**Exercise**
Wherever "secret" appears in a line, list that line.

Stored data
·····
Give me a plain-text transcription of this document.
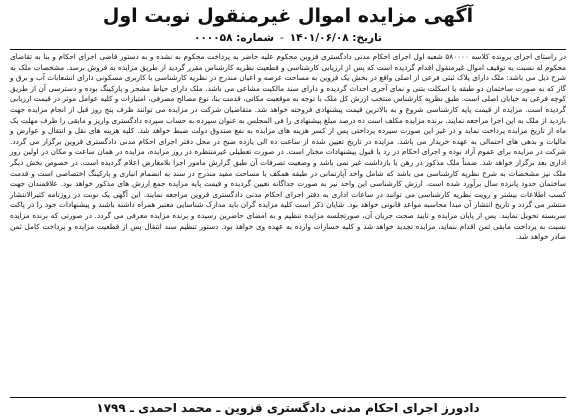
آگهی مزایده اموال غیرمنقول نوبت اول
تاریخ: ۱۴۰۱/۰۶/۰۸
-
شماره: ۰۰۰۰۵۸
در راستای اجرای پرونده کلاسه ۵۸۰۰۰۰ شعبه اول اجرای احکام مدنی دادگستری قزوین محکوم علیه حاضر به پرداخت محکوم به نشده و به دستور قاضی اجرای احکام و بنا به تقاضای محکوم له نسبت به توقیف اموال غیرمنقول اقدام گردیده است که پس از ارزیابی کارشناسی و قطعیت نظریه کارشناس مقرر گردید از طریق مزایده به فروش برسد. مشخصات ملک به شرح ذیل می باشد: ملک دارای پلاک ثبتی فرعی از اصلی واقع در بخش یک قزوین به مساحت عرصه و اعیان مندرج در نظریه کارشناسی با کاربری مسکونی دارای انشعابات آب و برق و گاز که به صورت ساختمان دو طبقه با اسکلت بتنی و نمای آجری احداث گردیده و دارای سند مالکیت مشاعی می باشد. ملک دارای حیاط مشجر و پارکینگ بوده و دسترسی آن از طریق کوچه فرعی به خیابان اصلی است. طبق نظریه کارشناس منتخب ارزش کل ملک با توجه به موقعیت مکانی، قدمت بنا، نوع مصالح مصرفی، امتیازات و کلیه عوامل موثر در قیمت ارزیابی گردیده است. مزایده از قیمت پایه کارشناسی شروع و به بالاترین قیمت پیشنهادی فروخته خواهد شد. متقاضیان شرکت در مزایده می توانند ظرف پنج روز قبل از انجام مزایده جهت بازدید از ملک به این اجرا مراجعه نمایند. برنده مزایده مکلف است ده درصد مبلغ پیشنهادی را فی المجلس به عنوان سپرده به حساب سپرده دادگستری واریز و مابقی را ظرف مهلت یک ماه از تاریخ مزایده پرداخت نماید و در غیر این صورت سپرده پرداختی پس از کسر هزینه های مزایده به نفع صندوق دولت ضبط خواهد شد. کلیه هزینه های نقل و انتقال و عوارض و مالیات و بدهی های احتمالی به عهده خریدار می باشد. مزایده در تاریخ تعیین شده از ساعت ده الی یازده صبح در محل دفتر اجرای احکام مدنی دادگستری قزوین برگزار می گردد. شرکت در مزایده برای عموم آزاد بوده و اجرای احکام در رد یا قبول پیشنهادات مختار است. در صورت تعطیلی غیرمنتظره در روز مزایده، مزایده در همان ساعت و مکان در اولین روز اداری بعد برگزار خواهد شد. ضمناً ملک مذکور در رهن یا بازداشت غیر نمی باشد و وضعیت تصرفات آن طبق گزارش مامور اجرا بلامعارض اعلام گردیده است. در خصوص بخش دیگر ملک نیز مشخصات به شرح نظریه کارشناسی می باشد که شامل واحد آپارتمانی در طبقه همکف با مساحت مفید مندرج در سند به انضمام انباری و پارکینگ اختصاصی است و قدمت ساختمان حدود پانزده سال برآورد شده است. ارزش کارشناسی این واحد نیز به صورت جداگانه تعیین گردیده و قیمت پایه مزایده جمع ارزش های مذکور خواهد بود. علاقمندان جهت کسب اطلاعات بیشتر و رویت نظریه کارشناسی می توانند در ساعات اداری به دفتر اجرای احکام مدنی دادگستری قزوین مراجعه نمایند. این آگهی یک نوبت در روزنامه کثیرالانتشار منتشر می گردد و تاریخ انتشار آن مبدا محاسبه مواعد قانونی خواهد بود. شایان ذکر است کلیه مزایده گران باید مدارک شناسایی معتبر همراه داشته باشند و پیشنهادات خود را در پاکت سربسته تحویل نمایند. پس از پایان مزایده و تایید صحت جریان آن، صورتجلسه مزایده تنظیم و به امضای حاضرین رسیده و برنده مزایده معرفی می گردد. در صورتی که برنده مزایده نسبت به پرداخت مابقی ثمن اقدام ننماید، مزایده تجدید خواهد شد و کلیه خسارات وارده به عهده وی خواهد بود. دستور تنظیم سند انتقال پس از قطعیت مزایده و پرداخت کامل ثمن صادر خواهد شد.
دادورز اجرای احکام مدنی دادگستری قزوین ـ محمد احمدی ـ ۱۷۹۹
·····
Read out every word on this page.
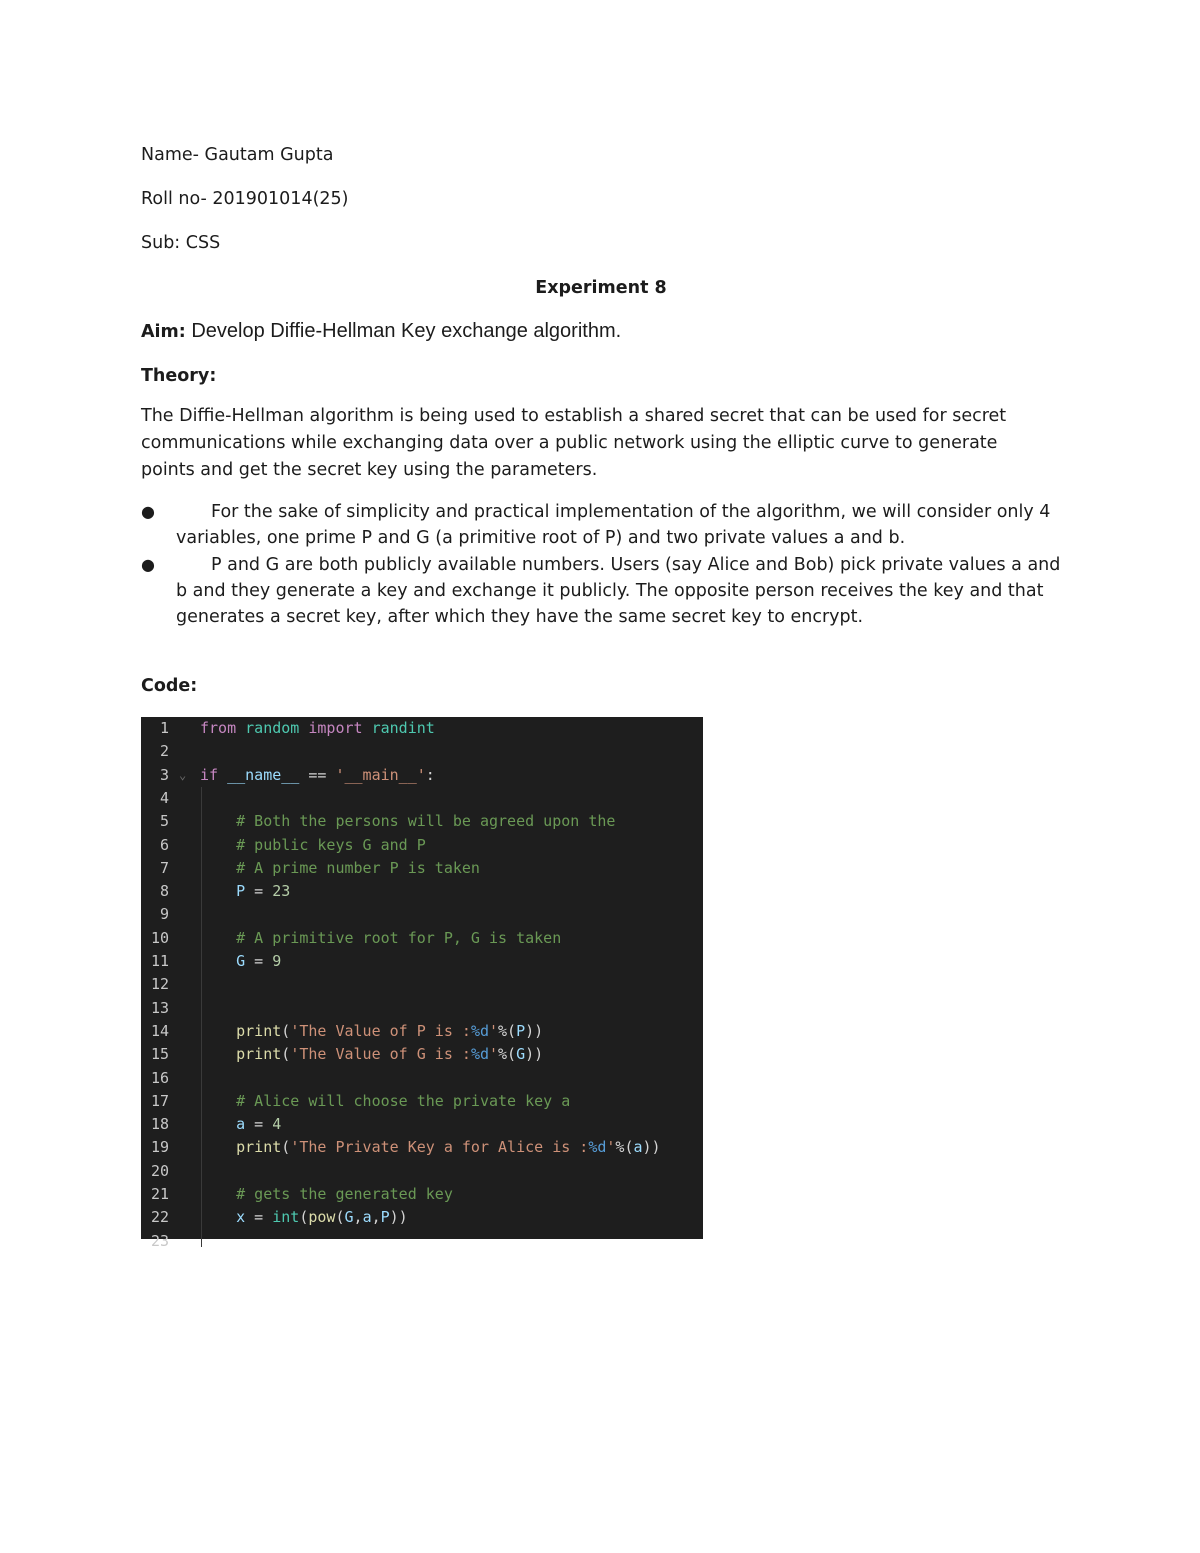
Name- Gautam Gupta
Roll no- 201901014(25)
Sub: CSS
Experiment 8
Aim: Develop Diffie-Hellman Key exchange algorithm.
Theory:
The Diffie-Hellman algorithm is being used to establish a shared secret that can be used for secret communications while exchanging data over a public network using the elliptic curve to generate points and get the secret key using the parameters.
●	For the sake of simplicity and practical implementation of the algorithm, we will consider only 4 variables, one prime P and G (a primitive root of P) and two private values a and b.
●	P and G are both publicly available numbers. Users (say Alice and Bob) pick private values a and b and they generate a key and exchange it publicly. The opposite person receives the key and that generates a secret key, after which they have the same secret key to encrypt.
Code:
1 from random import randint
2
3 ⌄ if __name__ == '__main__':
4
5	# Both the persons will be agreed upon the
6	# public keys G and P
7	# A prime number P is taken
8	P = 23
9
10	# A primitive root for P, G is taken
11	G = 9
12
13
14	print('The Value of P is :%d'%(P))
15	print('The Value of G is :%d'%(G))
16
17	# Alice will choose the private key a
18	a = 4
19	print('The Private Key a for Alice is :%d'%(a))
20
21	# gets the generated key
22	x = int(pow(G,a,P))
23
·····
**Result**
The Diffie-Hellman algorithm is being used to establish a shared secret that can be used for secret communications while exchanging data over a public network using the elliptic curve to generate points and get the secret key using the parameters.
●	P and G are both publicly available numbers. Users (say Alice and Bob) pick private values a and b and they generate a key and exchange it publicly. The opposite person receives the key and that generates a secret key, after which they have the same secret key to encrypt.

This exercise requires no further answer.